▸ EXERCISE DETAILS
Copy every line of the records below where the word "noise" occurs.
— Start —
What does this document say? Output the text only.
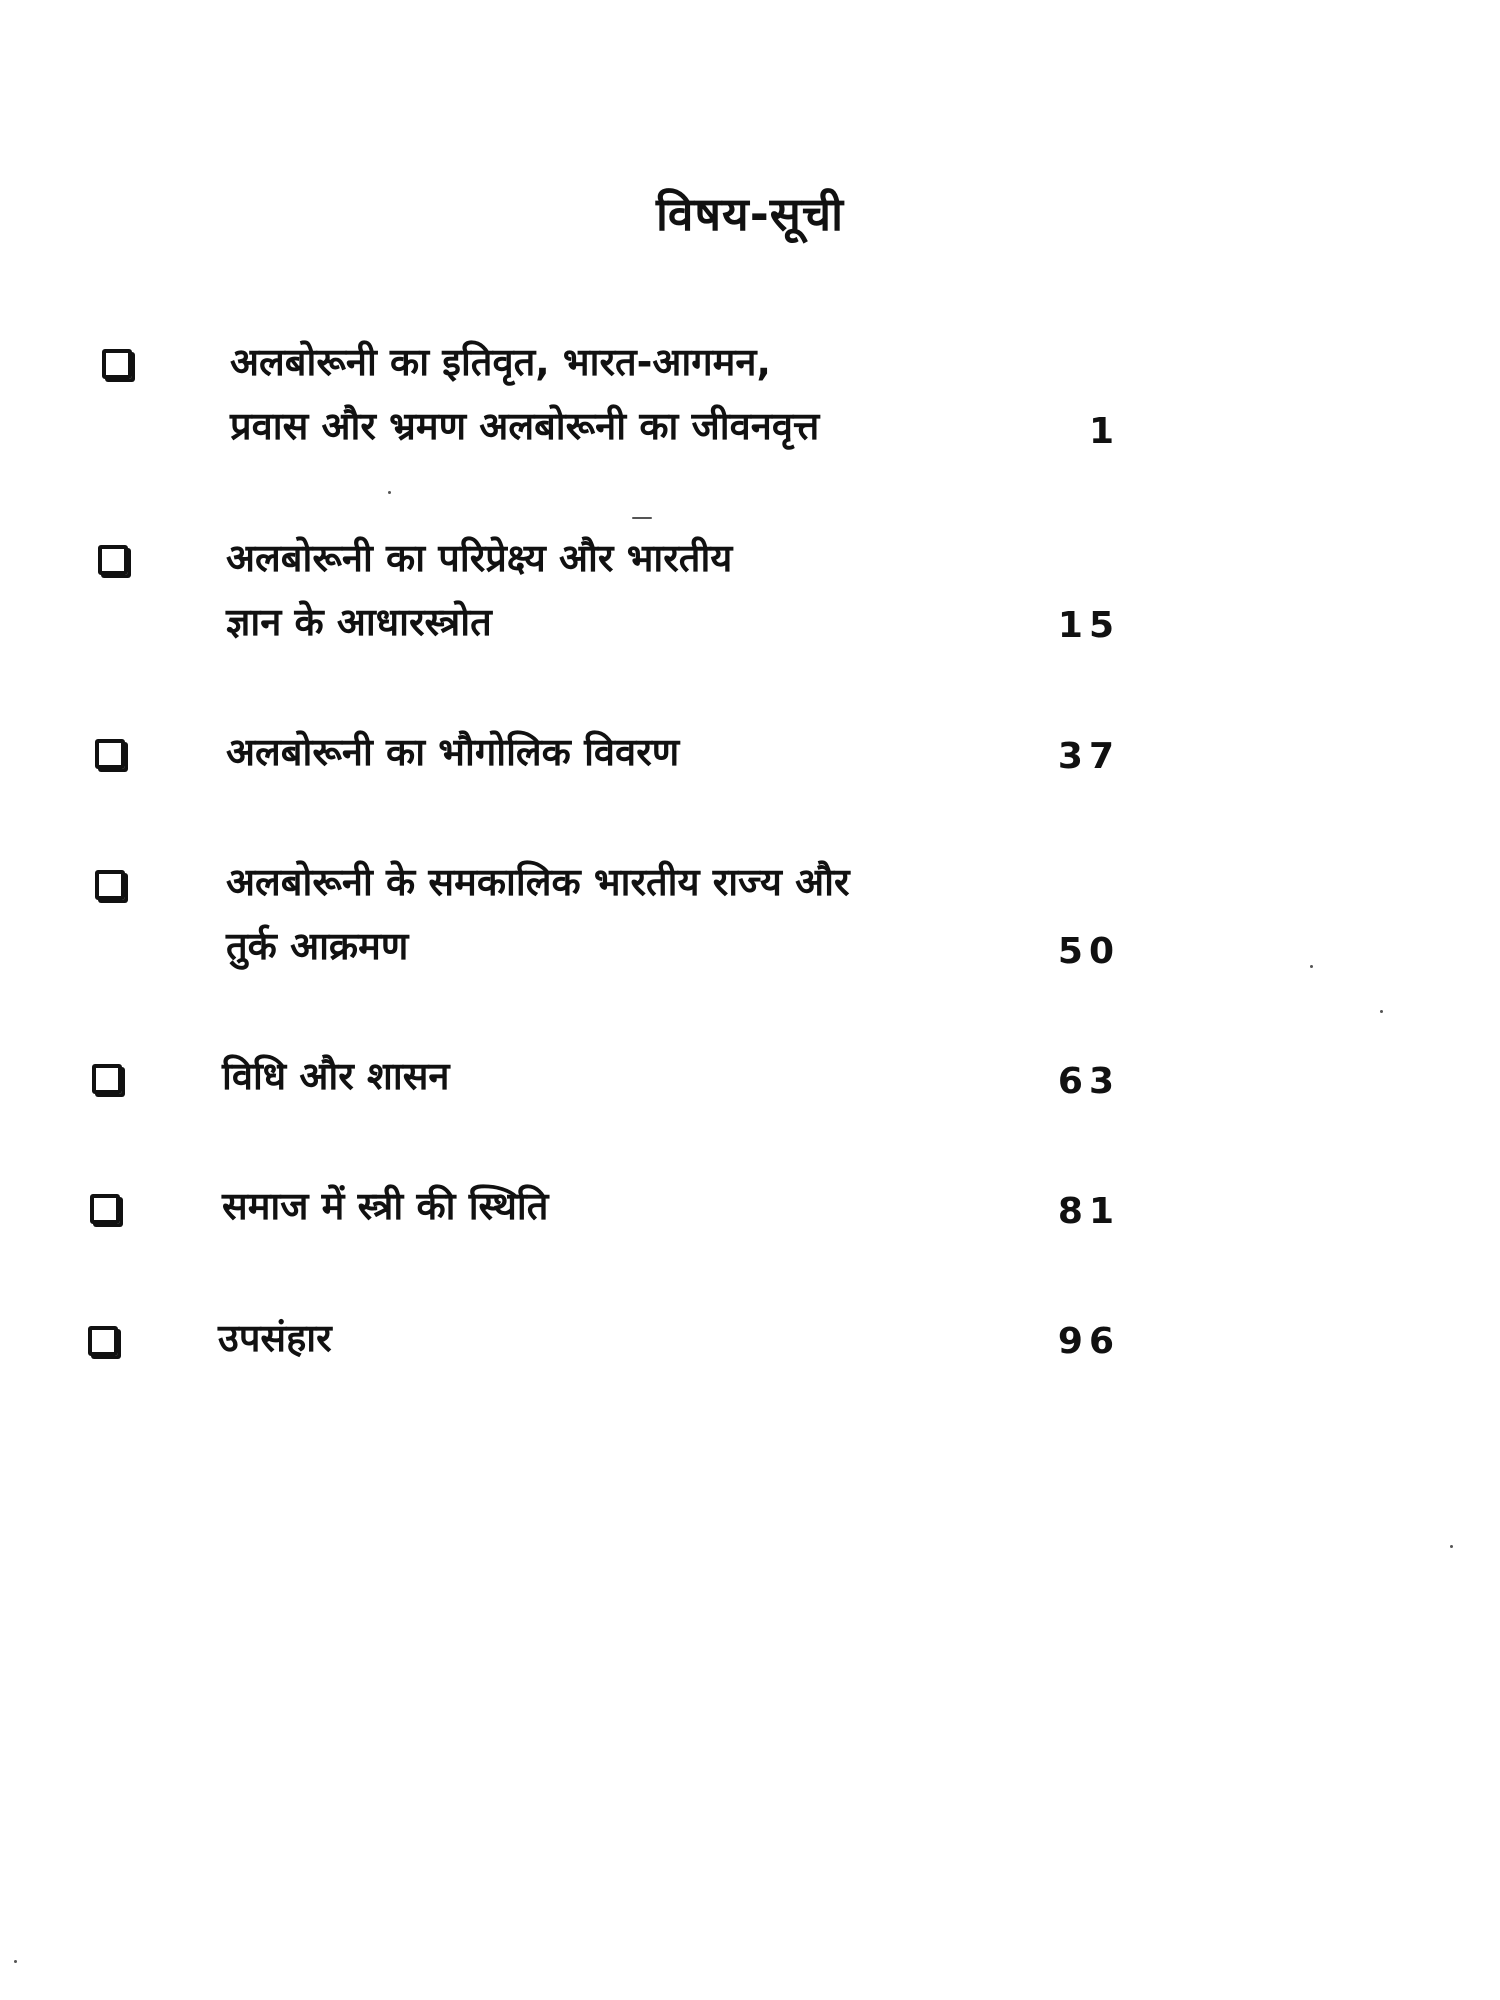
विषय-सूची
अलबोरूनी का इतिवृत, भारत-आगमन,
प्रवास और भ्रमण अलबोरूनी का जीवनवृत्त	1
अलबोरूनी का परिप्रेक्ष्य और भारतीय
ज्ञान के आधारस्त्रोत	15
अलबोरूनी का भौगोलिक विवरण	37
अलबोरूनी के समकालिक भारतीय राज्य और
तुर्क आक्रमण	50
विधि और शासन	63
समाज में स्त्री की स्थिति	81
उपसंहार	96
— End —
— Start —
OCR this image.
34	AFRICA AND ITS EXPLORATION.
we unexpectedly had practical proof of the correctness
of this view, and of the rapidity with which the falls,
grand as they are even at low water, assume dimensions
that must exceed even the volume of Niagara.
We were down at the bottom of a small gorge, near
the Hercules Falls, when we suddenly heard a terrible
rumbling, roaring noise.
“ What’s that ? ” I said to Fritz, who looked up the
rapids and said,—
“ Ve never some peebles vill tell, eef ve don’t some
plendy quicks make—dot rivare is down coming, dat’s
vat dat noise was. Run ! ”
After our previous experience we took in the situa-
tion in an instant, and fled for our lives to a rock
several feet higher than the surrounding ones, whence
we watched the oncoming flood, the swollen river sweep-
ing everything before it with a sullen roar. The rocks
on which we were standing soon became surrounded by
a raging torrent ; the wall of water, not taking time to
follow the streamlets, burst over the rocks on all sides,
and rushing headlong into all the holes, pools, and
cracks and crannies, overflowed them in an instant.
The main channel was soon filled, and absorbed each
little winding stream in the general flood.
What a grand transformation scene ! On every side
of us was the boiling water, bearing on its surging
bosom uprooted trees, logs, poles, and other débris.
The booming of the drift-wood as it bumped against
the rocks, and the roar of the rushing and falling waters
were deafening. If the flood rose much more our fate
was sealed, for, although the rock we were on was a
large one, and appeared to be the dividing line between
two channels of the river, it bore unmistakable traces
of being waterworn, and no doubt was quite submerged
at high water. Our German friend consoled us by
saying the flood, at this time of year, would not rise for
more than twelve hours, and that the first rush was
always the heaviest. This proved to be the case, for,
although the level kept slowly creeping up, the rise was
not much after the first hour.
— End —
— Start —
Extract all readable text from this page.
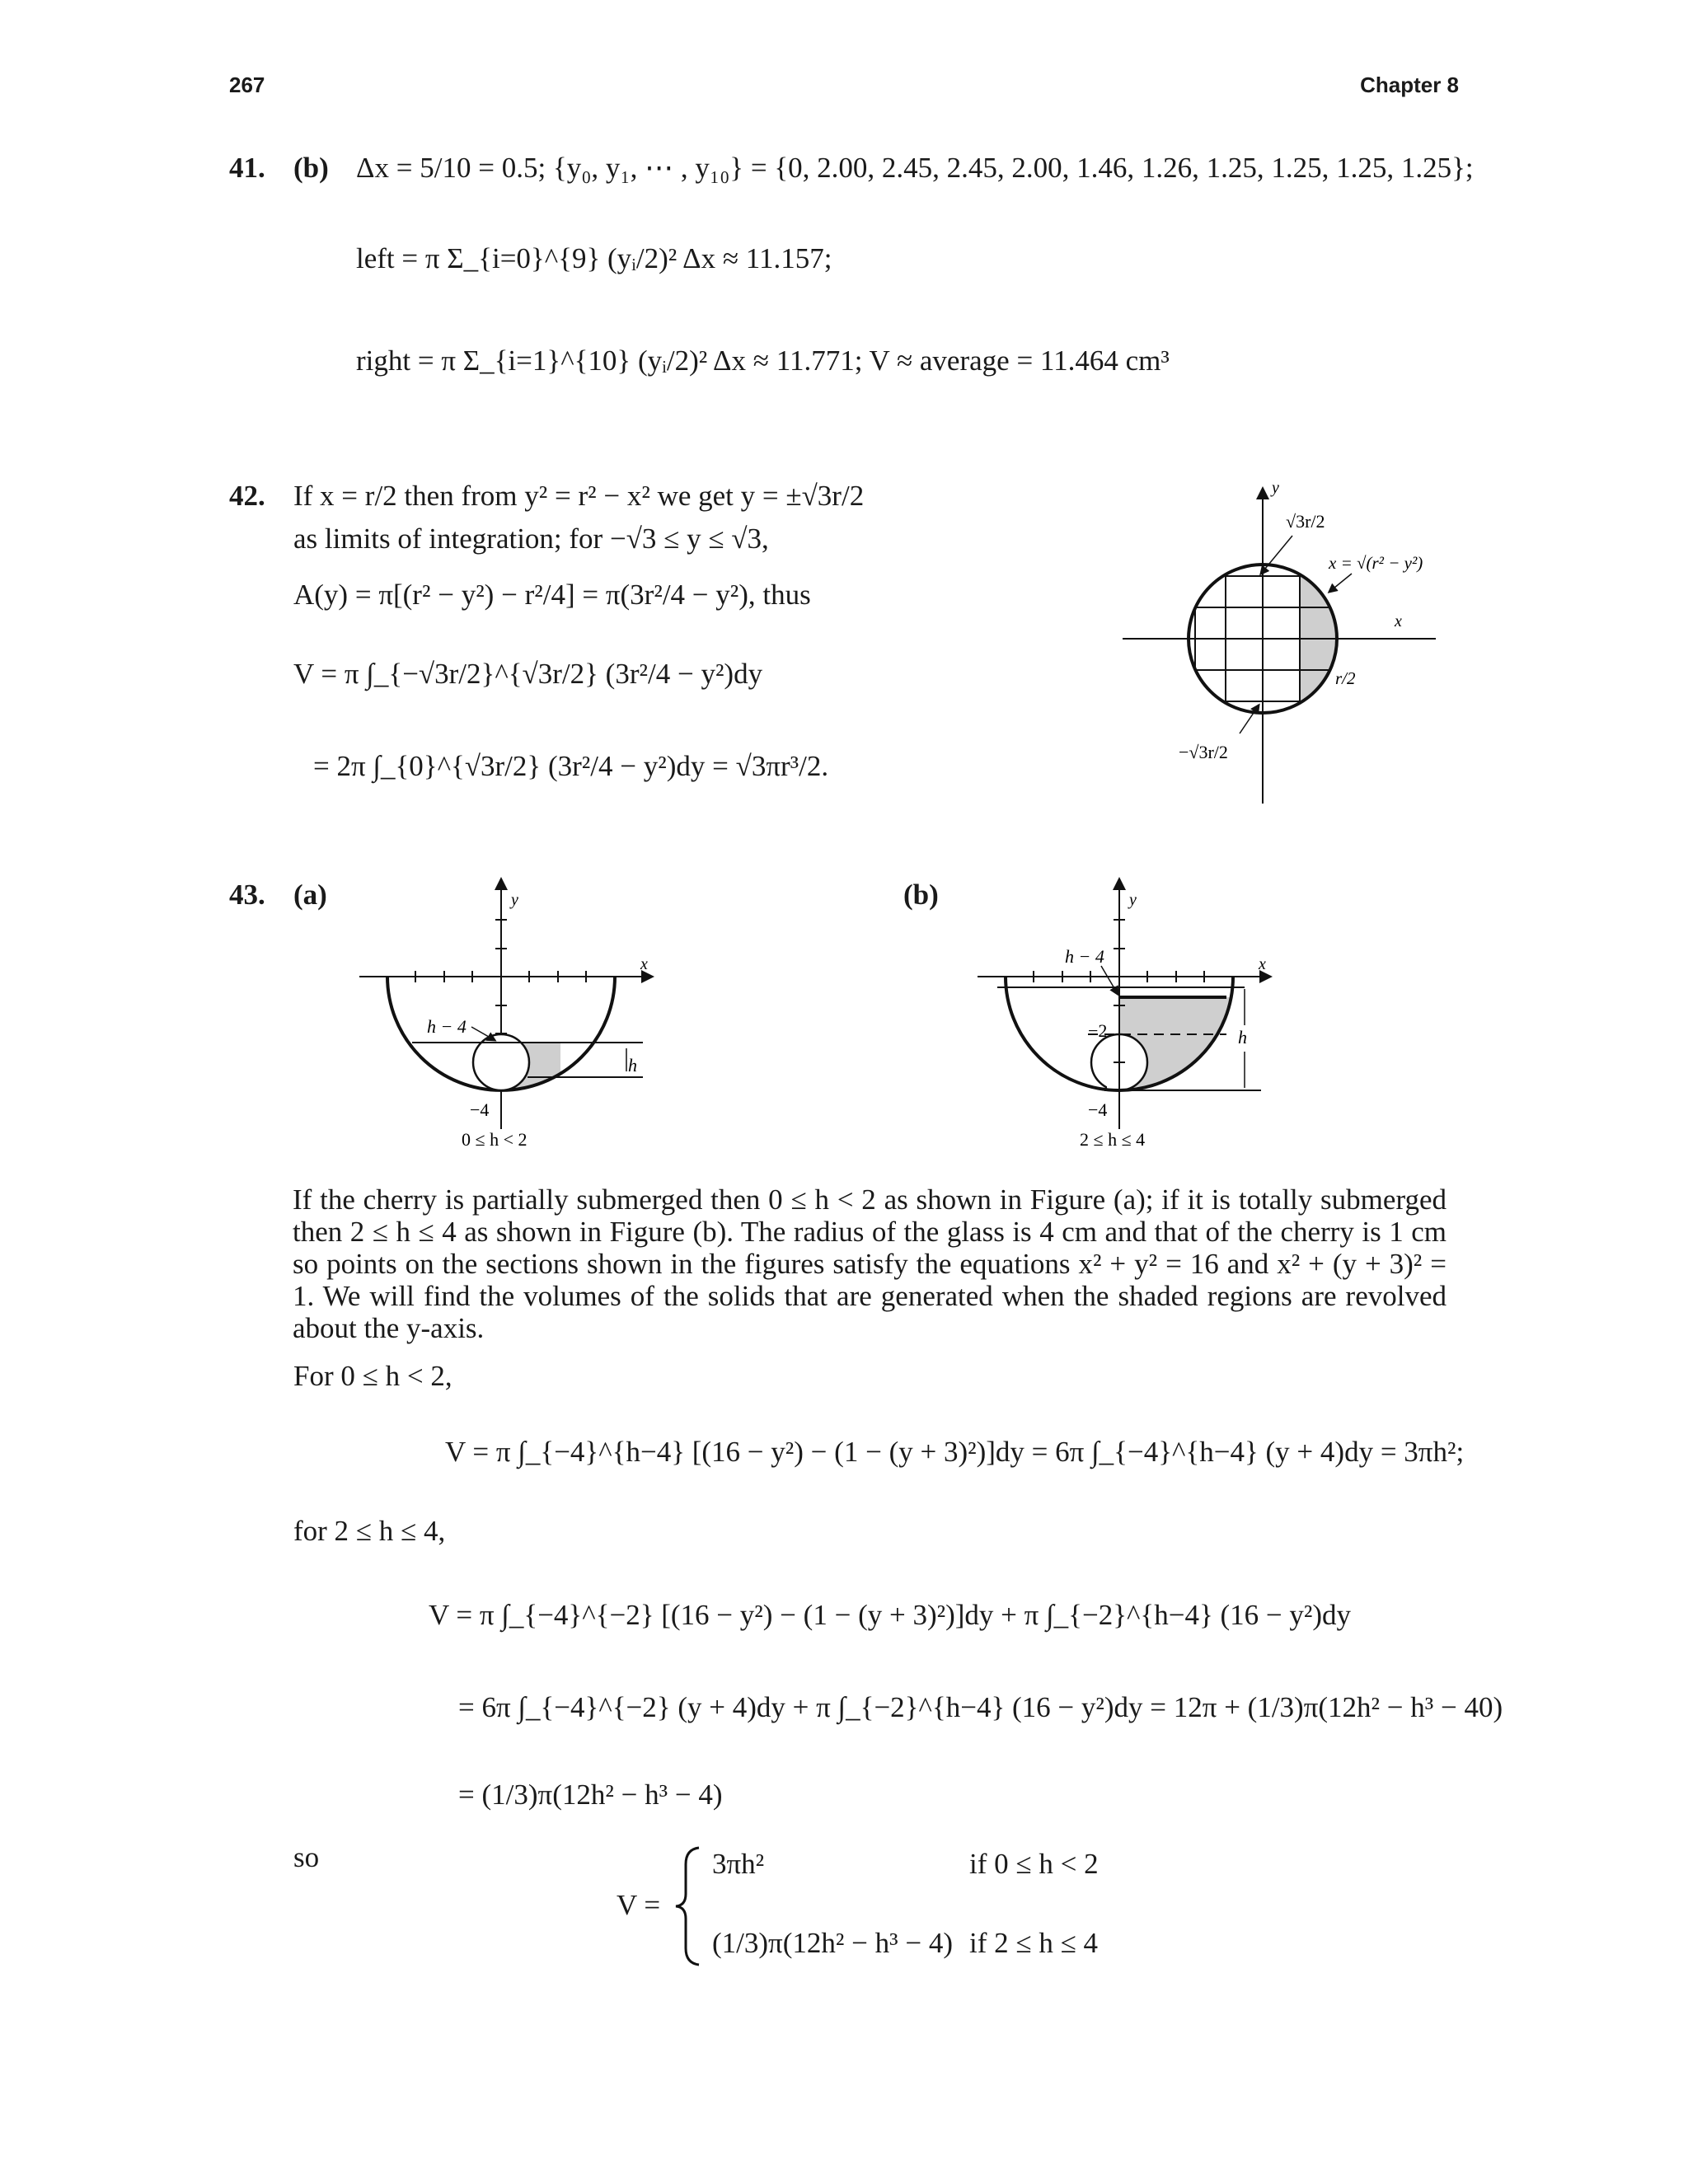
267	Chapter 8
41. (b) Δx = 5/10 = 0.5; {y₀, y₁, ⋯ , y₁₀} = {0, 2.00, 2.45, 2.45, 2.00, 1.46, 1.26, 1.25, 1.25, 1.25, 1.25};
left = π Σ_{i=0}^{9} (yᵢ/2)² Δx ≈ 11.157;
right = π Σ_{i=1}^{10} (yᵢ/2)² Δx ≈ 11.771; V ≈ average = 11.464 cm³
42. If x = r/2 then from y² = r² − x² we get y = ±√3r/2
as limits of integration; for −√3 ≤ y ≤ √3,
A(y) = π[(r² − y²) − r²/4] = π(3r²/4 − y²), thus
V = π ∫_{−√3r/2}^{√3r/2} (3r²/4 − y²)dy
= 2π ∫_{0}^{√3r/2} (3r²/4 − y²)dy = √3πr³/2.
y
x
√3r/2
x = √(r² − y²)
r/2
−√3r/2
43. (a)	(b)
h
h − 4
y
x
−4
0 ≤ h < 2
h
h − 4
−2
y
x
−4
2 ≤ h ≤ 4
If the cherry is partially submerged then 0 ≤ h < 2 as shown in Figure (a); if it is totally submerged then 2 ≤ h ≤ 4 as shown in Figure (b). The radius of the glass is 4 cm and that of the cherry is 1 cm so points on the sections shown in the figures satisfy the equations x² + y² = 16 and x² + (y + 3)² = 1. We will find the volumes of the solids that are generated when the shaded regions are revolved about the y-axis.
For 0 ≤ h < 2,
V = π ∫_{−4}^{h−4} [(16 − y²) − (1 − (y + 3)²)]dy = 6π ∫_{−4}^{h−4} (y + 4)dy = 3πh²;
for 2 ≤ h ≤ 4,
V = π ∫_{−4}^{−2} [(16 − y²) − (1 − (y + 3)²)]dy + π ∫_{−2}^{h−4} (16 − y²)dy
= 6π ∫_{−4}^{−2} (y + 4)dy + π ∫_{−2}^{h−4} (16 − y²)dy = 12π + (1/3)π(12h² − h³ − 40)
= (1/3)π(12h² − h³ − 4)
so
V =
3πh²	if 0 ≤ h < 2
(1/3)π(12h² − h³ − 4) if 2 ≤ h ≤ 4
— End —
▸ CORRECT RESPONSE
rumbling, roaring noise.
vat dat noise was. Run ! ”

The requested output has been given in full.